GOAL. Extract every line in the records below that contains the string "svzl", and treat case as significant.

MATERIAL.
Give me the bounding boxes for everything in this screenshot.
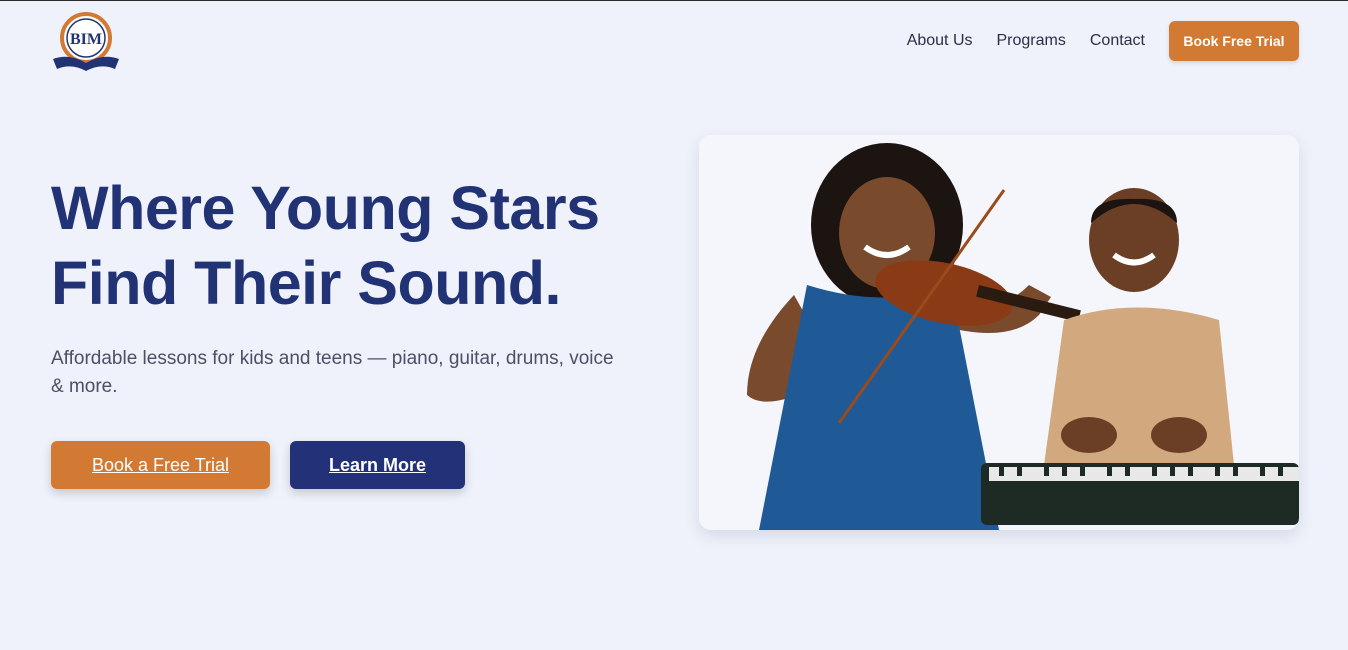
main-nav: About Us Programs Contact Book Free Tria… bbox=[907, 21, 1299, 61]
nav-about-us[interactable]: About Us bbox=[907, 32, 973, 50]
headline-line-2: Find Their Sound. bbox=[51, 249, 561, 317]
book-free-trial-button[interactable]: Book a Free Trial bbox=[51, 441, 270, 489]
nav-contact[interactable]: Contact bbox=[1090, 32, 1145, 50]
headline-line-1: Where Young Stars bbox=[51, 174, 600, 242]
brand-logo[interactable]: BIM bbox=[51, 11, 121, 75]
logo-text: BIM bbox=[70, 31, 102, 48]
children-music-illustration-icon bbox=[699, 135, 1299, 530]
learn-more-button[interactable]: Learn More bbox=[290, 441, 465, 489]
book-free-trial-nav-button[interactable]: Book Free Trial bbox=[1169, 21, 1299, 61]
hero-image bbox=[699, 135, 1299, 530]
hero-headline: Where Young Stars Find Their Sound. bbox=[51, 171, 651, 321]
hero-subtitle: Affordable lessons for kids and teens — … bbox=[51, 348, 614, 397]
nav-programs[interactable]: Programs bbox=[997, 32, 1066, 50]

...

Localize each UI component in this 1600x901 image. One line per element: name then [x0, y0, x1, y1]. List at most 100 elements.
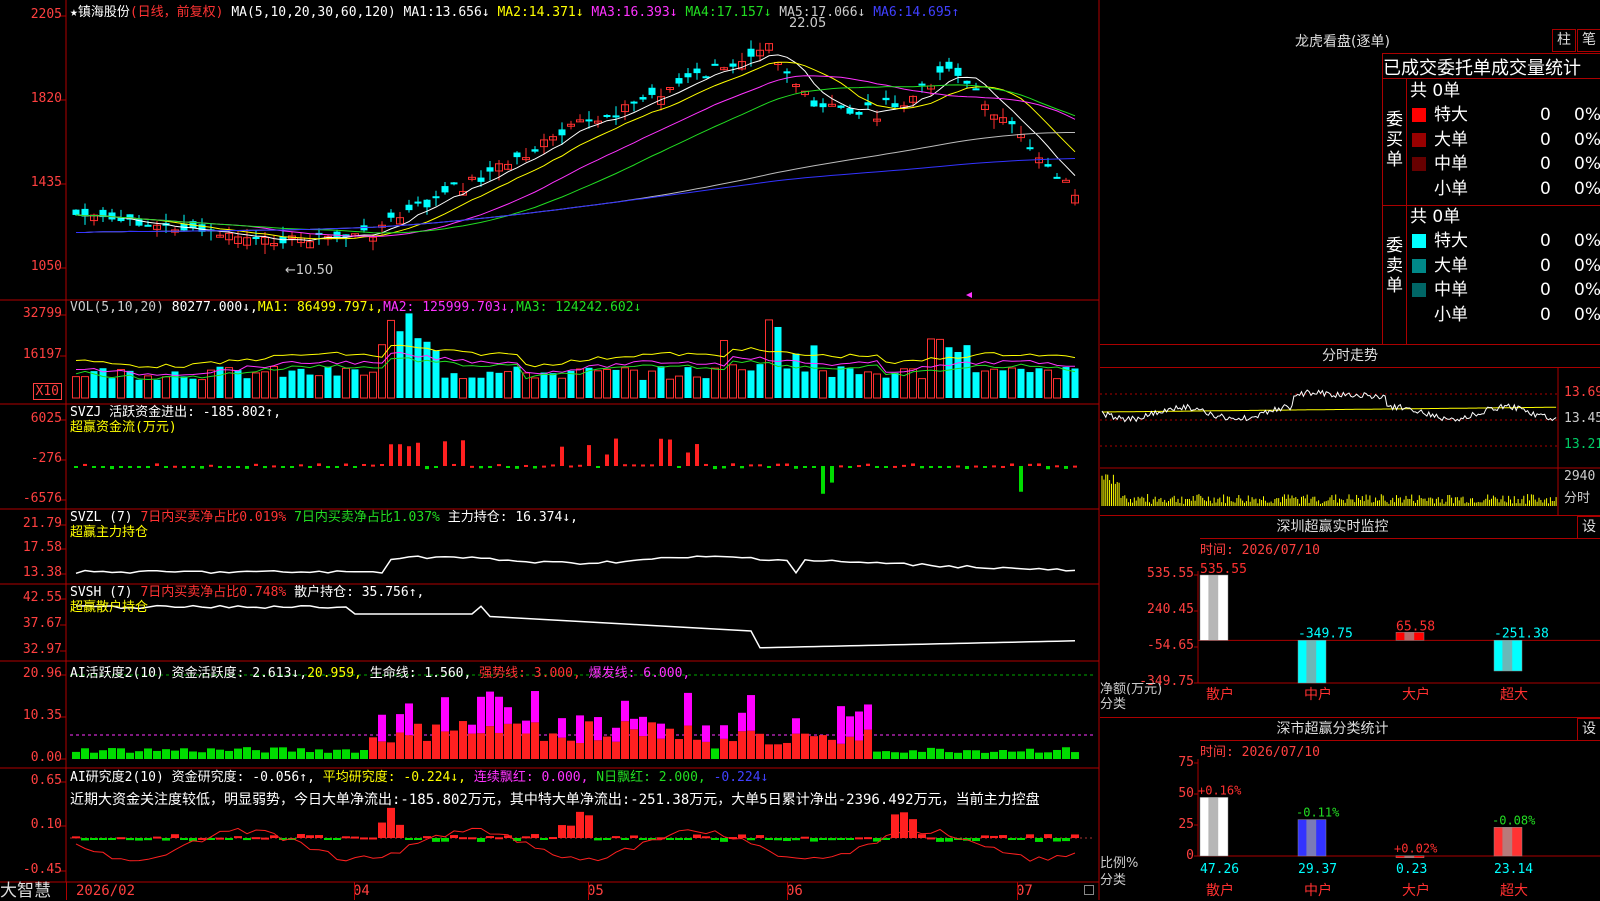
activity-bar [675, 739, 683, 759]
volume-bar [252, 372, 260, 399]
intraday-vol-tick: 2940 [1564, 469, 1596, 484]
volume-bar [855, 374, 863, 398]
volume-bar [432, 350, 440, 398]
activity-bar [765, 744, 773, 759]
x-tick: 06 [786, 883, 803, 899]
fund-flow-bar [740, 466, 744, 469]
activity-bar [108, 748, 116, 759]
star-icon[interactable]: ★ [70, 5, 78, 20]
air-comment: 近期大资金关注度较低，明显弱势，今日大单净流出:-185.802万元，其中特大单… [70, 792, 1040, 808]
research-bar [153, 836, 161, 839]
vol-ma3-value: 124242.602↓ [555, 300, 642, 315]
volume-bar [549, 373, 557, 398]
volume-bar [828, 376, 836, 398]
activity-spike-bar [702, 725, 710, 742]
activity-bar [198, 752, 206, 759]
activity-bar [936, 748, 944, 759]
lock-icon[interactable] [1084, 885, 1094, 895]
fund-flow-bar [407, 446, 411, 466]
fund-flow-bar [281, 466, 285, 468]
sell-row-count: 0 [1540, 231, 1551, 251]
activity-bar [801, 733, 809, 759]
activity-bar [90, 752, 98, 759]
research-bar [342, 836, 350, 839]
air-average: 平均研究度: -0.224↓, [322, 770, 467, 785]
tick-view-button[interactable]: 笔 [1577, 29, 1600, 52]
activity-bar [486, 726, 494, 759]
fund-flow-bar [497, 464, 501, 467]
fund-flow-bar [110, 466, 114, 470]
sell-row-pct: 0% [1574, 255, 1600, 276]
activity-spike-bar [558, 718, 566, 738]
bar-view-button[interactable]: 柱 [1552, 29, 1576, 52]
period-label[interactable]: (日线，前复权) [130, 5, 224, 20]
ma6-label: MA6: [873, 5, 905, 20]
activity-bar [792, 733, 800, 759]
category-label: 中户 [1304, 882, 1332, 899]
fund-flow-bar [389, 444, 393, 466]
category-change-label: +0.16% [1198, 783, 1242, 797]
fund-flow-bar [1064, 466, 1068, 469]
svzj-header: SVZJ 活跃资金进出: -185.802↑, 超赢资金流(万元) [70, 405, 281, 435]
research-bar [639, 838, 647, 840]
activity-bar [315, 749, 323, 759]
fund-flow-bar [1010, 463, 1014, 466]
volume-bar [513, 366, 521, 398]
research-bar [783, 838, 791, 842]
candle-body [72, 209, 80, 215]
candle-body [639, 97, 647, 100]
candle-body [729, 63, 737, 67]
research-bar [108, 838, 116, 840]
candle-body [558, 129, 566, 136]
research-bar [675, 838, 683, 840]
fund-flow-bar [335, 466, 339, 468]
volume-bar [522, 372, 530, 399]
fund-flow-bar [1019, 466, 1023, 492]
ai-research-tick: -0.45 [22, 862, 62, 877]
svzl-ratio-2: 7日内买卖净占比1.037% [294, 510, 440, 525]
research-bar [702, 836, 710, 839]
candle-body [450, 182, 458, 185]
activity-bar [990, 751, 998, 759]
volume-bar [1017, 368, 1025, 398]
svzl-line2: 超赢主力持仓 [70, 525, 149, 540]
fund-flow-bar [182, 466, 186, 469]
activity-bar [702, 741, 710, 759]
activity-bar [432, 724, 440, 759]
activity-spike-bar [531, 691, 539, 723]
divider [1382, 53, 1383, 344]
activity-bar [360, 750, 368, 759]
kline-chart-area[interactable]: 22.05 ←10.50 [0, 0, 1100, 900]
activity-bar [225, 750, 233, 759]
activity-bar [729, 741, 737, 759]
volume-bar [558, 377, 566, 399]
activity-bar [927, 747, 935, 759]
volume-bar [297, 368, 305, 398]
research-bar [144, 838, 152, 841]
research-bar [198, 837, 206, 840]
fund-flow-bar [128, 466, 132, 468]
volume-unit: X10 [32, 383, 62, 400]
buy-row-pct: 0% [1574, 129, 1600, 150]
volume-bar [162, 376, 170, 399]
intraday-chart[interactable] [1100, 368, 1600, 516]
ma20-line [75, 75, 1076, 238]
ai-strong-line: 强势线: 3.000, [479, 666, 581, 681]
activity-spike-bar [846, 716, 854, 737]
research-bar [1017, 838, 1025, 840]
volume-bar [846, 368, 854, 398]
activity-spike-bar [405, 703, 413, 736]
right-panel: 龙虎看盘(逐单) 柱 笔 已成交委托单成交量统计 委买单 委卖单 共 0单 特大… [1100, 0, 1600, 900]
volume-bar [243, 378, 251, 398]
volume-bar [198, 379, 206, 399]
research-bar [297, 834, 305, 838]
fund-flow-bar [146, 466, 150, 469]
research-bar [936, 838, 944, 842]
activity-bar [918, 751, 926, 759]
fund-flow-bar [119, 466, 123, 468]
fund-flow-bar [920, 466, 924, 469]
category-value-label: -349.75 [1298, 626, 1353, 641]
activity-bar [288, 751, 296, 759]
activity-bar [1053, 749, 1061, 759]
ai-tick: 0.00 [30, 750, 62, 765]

OUTPUT.
svzl-ratio-2: 7日内买卖净占比1.037% [294, 510, 440, 525]
svzl-line2: 超赢主力持仓 [70, 525, 149, 540]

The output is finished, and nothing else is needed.